▶ [Records]
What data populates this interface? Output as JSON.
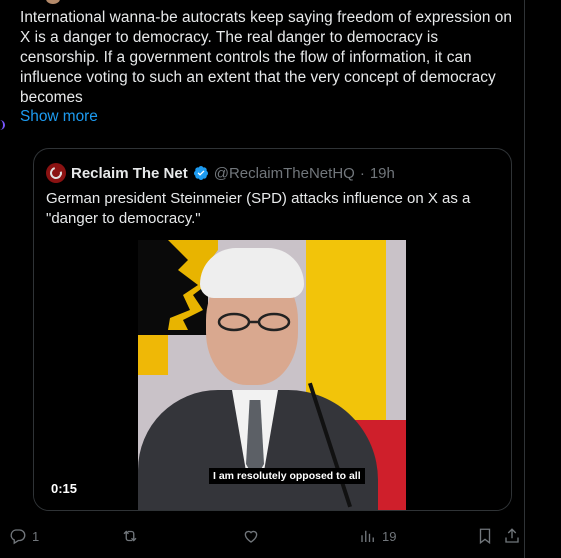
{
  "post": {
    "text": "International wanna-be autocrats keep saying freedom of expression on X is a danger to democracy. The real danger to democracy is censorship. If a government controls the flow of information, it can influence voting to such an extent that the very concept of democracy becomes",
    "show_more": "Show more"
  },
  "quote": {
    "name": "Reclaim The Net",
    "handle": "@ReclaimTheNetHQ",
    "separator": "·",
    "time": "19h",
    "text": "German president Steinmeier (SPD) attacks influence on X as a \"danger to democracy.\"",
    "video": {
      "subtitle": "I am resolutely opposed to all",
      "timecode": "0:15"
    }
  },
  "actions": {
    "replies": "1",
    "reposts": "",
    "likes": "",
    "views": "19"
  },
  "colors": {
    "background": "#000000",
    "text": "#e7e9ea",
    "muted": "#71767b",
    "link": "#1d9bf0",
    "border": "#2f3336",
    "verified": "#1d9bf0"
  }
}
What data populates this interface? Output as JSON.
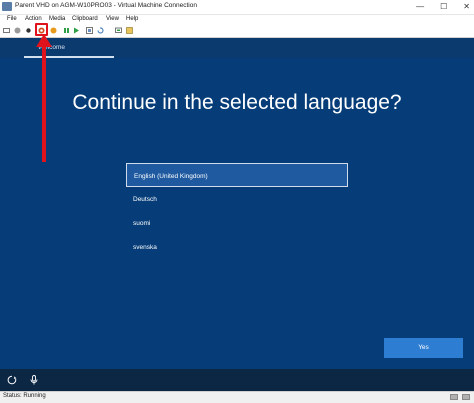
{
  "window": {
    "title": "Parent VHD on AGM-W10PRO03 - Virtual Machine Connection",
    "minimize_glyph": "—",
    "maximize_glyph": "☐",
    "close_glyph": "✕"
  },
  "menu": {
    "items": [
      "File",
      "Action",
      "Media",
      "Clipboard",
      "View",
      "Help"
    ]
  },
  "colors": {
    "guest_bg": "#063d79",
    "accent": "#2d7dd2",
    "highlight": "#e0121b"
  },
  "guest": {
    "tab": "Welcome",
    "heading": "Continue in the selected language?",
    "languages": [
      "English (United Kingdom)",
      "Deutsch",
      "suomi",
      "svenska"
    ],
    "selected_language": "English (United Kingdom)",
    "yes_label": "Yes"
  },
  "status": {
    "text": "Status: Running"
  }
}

▶ [What you are asked to do] Print every entry exactly as written, without the pictures.

▶ [Answer for the task]
What data populates this interface? Output as JSON.
{
  "post": {
    "text": "International wanna-be autocrats keep saying freedom of expression on X is a danger to democracy. The real danger to democracy is censorship. If a government controls the flow of information, it can influence voting to such an extent that the very concept of democracy becomes",
    "show_more": "Show more"
  },
  "quote": {
    "name": "Reclaim The Net",
    "handle": "@ReclaimTheNetHQ",
    "separator": "·",
    "time": "19h",
    "text": "German president Steinmeier (SPD) attacks influence on X as a \"danger to democracy.\"",
    "video": {
      "subtitle": "I am resolutely opposed to all",
      "timecode": "0:15"
    }
  },
  "actions": {
    "replies": "1",
    "reposts": "",
    "likes": "",
    "views": "19"
  },
  "colors": {
    "background": "#000000",
    "text": "#e7e9ea",
    "muted": "#71767b",
    "link": "#1d9bf0",
    "border": "#2f3336",
    "verified": "#1d9bf0"
  }
}
What data populates this interface? Output as JSON.
{
  "window": {
    "title": "Parent VHD on AGM-W10PRO03 - Virtual Machine Connection",
    "minimize_glyph": "—",
    "maximize_glyph": "☐",
    "close_glyph": "✕"
  },
  "menu": {
    "items": [
      "File",
      "Action",
      "Media",
      "Clipboard",
      "View",
      "Help"
    ]
  },
  "colors": {
    "guest_bg": "#063d79",
    "accent": "#2d7dd2",
    "highlight": "#e0121b"
  },
  "guest": {
    "tab": "Welcome",
    "heading": "Continue in the selected language?",
    "languages": [
      "English (United Kingdom)",
      "Deutsch",
      "suomi",
      "svenska"
    ],
    "selected_language": "English (United Kingdom)",
    "yes_label": "Yes"
  },
  "status": {
    "text": "Status: Running"
  }
}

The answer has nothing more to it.